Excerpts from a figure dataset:

--------------------------------

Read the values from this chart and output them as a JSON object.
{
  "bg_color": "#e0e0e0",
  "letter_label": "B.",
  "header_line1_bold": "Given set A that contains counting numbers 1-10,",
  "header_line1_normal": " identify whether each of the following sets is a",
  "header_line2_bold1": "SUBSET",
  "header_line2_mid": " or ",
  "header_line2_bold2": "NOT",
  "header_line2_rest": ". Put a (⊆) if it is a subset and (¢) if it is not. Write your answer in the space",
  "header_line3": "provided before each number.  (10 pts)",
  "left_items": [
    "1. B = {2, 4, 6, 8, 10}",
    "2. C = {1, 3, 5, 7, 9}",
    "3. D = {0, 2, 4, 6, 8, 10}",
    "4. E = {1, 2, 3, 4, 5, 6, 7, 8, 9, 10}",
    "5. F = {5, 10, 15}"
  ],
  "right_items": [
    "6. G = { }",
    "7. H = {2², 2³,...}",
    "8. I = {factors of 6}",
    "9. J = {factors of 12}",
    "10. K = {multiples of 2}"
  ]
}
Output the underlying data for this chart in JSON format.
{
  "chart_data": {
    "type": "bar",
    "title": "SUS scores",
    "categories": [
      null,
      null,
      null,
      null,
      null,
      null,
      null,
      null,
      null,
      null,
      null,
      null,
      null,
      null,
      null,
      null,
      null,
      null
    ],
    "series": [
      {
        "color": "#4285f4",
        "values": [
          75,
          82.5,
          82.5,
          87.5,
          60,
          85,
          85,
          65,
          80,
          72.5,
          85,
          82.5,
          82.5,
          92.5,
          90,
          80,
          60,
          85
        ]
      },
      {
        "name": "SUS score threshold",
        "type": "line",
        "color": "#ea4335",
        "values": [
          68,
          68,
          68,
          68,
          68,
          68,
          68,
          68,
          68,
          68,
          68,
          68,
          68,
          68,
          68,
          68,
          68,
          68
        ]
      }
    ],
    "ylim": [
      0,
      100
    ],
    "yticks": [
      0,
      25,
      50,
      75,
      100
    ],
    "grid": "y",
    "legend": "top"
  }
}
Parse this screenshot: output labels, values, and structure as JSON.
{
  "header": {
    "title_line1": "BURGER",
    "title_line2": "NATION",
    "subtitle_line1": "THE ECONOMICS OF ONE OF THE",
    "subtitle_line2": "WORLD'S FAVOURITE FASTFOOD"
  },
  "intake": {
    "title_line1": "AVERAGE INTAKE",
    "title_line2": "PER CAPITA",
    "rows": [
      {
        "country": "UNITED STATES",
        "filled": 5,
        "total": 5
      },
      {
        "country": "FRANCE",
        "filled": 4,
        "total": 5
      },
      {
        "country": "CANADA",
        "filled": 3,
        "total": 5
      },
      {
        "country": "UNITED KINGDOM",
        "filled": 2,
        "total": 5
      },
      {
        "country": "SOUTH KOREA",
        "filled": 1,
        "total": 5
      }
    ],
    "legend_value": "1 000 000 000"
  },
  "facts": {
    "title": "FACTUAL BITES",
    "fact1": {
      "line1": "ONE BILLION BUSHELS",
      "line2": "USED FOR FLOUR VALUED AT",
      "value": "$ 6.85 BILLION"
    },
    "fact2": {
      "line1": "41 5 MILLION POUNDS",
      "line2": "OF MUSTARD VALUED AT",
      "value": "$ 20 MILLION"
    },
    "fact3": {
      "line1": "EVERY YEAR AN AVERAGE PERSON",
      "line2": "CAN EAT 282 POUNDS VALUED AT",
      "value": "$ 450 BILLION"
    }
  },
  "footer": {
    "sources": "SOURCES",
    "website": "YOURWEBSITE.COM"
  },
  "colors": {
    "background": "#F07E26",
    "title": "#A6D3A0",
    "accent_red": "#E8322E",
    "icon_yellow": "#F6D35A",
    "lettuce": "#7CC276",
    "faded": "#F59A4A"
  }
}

--------------------------------

Copy every record exactly as presented.

Read the values from this chart and output them as a JSON object.
{
  "bg_color": "#e0e0e0",
  "letter_label": "B.",
  "header_line1_bold": "Given set A that contains counting numbers 1-10,",
  "header_line1_normal": " identify whether each of the following sets is a",
  "header_line2_bold1": "SUBSET",
  "header_line2_mid": " or ",
  "header_line2_bold2": "NOT",
  "header_line2_rest": ". Put a (⊆) if it is a subset and (¢) if it is not. Write your answer in the space",
  "header_line3": "provided before each number.  (10 pts)",
  "left_items": [
    "1. B = {2, 4, 6, 8, 10}",
    "2. C = {1, 3, 5, 7, 9}",
    "3. D = {0, 2, 4, 6, 8, 10}",
    "4. E = {1, 2, 3, 4, 5, 6, 7, 8, 9, 10}",
    "5. F = {5, 10, 15}"
  ],
  "right_items": [
    "6. G = { }",
    "7. H = {2², 2³,...}",
    "8. I = {factors of 6}",
    "9. J = {factors of 12}",
    "10. K = {multiples of 2}"
  ]
}
Output the underlying data for this chart in JSON format.
{
  "chart_data": {
    "type": "bar",
    "title": "SUS scores",
    "categories": [
      null,
      null,
      null,
      null,
      null,
      null,
      null,
      null,
      null,
      null,
      null,
      null,
      null,
      null,
      null,
      null,
      null,
      null
    ],
    "series": [
      {
        "color": "#4285f4",
        "values": [
          75,
          82.5,
          82.5,
          87.5,
          60,
          85,
          85,
          65,
          80,
          72.5,
          85,
          82.5,
          82.5,
          92.5,
          90,
          80,
          60,
          85
        ]
      },
      {
        "name": "SUS score threshold",
        "type": "line",
        "color": "#ea4335",
        "values": [
          68,
          68,
          68,
          68,
          68,
          68,
          68,
          68,
          68,
          68,
          68,
          68,
          68,
          68,
          68,
          68,
          68,
          68
        ]
      }
    ],
    "ylim": [
      0,
      100
    ],
    "yticks": [
      0,
      25,
      50,
      75,
      100
    ],
    "grid": "y",
    "legend": "top"
  }
}
Parse this screenshot: output labels, values, and structure as JSON.
{
  "header": {
    "title_line1": "BURGER",
    "title_line2": "NATION",
    "subtitle_line1": "THE ECONOMICS OF ONE OF THE",
    "subtitle_line2": "WORLD'S FAVOURITE FASTFOOD"
  },
  "intake": {
    "title_line1": "AVERAGE INTAKE",
    "title_line2": "PER CAPITA",
    "rows": [
      {
        "country": "UNITED STATES",
        "filled": 5,
        "total": 5
      },
      {
        "country": "FRANCE",
        "filled": 4,
        "total": 5
      },
      {
        "country": "CANADA",
        "filled": 3,
        "total": 5
      },
      {
        "country": "UNITED KINGDOM",
        "filled": 2,
        "total": 5
      },
      {
        "country": "SOUTH KOREA",
        "filled": 1,
        "total": 5
      }
    ],
    "legend_value": "1 000 000 000"
  },
  "facts": {
    "title": "FACTUAL BITES",
    "fact1": {
      "line1": "ONE BILLION BUSHELS",
      "line2": "USED FOR FLOUR VALUED AT",
      "value": "$ 6.85 BILLION"
    },
    "fact2": {
      "line1": "41 5 MILLION POUNDS",
      "line2": "OF MUSTARD VALUED AT",
      "value": "$ 20 MILLION"
    },
    "fact3": {
      "line1": "EVERY YEAR AN AVERAGE PERSON",
      "line2": "CAN EAT 282 POUNDS VALUED AT",
      "value": "$ 450 BILLION"
    }
  },
  "footer": {
    "sources": "SOURCES",
    "website": "YOURWEBSITE.COM"
  },
  "colors": {
    "background": "#F07E26",
    "title": "#A6D3A0",
    "accent_red": "#E8322E",
    "icon_yellow": "#F6D35A",
    "lettuce": "#7CC276",
    "faded": "#F59A4A"
  }
}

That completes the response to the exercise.